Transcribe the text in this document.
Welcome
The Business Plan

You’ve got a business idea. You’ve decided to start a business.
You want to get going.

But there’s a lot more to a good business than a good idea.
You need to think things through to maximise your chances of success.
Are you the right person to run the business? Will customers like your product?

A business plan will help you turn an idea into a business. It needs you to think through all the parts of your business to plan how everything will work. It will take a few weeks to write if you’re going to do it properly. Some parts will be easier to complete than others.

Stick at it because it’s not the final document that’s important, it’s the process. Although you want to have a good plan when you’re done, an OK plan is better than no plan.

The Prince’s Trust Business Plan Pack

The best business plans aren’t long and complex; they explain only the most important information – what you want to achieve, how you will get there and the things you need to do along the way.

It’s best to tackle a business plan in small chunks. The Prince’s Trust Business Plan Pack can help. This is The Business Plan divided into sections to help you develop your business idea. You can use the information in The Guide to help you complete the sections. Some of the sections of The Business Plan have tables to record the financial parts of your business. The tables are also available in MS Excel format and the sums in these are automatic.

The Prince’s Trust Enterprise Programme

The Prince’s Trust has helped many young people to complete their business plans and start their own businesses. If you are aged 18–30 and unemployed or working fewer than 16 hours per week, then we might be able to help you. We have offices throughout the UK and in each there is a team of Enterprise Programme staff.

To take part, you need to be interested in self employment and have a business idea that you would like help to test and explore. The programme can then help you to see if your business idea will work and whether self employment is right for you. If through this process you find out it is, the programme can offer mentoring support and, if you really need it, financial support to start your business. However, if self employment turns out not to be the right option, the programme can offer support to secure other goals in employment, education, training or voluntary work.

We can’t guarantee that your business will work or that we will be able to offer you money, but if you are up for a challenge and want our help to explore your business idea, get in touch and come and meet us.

---

-- What to produce --
Within the listing above, work out how many lines contain the string "like", and reply with that number only.

-- Finished task --
2